▶ _Dataset records_
────────────────────────────────────────

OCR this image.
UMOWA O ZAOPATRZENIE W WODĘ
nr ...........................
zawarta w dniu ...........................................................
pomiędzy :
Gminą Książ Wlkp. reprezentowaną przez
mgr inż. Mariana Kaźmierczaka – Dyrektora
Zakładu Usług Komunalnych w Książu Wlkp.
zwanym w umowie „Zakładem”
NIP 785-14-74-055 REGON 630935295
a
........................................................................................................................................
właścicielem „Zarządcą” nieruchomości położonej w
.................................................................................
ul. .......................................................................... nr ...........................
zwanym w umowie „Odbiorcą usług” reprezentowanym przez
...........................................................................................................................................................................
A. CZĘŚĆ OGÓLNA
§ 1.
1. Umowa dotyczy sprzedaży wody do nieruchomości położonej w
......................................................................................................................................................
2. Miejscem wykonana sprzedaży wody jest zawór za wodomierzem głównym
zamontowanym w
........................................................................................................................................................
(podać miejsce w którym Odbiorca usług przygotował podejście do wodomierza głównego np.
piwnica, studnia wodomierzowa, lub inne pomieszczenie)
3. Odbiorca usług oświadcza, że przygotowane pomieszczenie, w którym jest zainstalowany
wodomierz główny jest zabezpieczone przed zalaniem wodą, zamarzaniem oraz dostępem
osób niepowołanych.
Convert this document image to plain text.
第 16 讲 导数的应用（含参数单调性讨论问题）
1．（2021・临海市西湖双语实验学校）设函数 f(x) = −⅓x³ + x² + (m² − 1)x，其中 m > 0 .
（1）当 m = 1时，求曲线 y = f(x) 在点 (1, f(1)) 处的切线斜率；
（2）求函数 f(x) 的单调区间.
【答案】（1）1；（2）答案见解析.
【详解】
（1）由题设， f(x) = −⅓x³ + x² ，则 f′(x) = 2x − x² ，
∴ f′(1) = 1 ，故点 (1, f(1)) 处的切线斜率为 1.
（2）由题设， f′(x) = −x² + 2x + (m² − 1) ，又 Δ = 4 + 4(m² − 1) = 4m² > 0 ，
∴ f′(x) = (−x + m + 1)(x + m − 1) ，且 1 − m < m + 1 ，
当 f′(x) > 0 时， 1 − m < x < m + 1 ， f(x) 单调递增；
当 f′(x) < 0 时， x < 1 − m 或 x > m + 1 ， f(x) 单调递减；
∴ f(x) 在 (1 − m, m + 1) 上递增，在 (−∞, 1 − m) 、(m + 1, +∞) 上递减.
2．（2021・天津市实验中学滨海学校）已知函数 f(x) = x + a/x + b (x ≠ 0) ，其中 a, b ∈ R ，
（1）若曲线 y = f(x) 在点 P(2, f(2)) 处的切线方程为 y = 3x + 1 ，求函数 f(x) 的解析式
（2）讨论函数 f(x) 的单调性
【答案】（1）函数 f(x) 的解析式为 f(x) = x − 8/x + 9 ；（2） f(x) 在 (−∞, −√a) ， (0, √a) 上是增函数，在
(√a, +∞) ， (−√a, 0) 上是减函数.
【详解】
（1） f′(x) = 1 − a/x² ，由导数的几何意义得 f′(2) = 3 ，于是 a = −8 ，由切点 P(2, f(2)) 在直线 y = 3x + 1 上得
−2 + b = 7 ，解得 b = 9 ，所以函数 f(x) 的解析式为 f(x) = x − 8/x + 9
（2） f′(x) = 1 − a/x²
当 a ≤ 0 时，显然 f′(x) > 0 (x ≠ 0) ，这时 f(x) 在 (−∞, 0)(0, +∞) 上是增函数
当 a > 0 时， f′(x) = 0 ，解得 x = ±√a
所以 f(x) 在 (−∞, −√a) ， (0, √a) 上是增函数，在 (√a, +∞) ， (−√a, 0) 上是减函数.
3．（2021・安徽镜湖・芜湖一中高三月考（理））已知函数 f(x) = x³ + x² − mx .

────────────────────────────────────────

▶ _WHAT YOU ARE ASKED TO DO_
Quote exactly the line containing "Convert this document image to plain text." and every later line through the end of the listing, and no other lines.

▶ _EXERCISE RESPONSE_
Convert this document image to plain text.
第 16 讲 导数的应用（含参数单调性讨论问题）
1．（2021・临海市西湖双语实验学校）设函数 f(x) = −⅓x³ + x² + (m² − 1)x，其中 m > 0 .
（1）当 m = 1时，求曲线 y = f(x) 在点 (1, f(1)) 处的切线斜率；
（2）求函数 f(x) 的单调区间.
【答案】（1）1；（2）答案见解析.
【详解】
（1）由题设， f(x) = −⅓x³ + x² ，则 f′(x) = 2x − x² ，
∴ f′(1) = 1 ，故点 (1, f(1)) 处的切线斜率为 1.
（2）由题设， f′(x) = −x² + 2x + (m² − 1) ，又 Δ = 4 + 4(m² − 1) = 4m² > 0 ，
∴ f′(x) = (−x + m + 1)(x + m − 1) ，且 1 − m < m + 1 ，
当 f′(x) > 0 时， 1 − m < x < m + 1 ， f(x) 单调递增；
当 f′(x) < 0 时， x < 1 − m 或 x > m + 1 ， f(x) 单调递减；
∴ f(x) 在 (1 − m, m + 1) 上递增，在 (−∞, 1 − m) 、(m + 1, +∞) 上递减.
2．（2021・天津市实验中学滨海学校）已知函数 f(x) = x + a/x + b (x ≠ 0) ，其中 a, b ∈ R ，
（1）若曲线 y = f(x) 在点 P(2, f(2)) 处的切线方程为 y = 3x + 1 ，求函数 f(x) 的解析式
（2）讨论函数 f(x) 的单调性
【答案】（1）函数 f(x) 的解析式为 f(x) = x − 8/x + 9 ；（2） f(x) 在 (−∞, −√a) ， (0, √a) 上是增函数，在
(√a, +∞) ， (−√a, 0) 上是减函数.
【详解】
（1） f′(x) = 1 − a/x² ，由导数的几何意义得 f′(2) = 3 ，于是 a = −8 ，由切点 P(2, f(2)) 在直线 y = 3x + 1 上得
−2 + b = 7 ，解得 b = 9 ，所以函数 f(x) 的解析式为 f(x) = x − 8/x + 9
（2） f′(x) = 1 − a/x²
当 a ≤ 0 时，显然 f′(x) > 0 (x ≠ 0) ，这时 f(x) 在 (−∞, 0)(0, +∞) 上是增函数
当 a > 0 时， f′(x) = 0 ，解得 x = ±√a
所以 f(x) 在 (−∞, −√a) ， (0, √a) 上是增函数，在 (√a, +∞) ， (−√a, 0) 上是减函数.
3．（2021・安徽镜湖・芜湖一中高三月考（理））已知函数 f(x) = x³ + x² − mx .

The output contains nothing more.